** start **
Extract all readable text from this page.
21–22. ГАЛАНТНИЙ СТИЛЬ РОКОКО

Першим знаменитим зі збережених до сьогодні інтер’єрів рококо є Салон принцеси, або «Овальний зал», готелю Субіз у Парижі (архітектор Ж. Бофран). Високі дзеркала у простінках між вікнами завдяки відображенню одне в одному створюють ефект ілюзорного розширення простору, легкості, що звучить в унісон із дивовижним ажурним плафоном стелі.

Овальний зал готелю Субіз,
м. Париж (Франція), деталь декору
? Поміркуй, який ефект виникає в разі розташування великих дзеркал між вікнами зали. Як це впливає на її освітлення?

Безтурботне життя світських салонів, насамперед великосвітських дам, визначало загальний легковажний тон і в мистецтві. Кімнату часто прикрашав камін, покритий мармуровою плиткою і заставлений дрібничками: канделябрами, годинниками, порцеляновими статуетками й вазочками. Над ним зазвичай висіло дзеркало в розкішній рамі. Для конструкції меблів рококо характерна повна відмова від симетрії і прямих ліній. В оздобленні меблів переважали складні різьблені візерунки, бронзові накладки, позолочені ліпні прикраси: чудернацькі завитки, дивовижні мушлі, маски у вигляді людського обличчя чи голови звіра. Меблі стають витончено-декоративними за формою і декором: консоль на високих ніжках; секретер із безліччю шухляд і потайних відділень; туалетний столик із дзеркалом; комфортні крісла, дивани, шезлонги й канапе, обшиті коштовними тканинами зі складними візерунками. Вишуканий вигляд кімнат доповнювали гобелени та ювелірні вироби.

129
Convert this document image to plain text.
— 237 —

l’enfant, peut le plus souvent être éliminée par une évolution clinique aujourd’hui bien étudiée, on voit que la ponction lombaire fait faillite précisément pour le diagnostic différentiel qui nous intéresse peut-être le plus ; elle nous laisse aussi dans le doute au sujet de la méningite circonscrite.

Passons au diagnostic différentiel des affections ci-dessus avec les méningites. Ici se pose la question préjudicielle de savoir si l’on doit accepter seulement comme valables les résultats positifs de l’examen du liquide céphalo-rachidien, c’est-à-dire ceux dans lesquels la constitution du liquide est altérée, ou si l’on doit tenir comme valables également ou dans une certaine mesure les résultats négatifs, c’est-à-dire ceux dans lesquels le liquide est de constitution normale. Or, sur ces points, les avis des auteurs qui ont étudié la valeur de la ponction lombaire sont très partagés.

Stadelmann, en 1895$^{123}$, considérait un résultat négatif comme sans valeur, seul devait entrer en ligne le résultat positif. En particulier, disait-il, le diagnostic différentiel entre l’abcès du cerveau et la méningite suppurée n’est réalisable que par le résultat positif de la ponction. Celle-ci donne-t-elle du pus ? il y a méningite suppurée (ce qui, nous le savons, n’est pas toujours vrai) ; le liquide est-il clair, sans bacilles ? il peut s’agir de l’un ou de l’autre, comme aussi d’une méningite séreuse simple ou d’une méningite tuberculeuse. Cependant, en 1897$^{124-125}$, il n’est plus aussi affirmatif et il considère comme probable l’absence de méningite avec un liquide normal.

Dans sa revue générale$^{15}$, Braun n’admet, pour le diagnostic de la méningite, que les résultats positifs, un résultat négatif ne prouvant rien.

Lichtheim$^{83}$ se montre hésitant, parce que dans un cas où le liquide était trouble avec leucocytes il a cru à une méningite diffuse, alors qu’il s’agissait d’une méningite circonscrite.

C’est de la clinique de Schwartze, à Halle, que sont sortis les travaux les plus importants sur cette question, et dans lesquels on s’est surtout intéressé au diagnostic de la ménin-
** end **
Using the records above, copy every line that has the word "lombaire" in it.

l’enfant, peut le plus souvent être éliminée par une évolution clinique aujourd’hui bien étudiée, on voit que la ponction lombaire fait faillite précisément pour le diagnostic différentiel qui nous intéresse peut-être le plus ; elle nous laisse aussi dans le doute au sujet de la méningite circonscrite.
Passons au diagnostic différentiel des affections ci-dessus avec les méningites. Ici se pose la question préjudicielle de savoir si l’on doit accepter seulement comme valables les résultats positifs de l’examen du liquide céphalo-rachidien, c’est-à-dire ceux dans lesquels la constitution du liquide est altérée, ou si l’on doit tenir comme valables également ou dans une certaine mesure les résultats négatifs, c’est-à-dire ceux dans lesquels le liquide est de constitution normale. Or, sur ces points, les avis des auteurs qui ont étudié la valeur de la ponction lombaire sont très partagés.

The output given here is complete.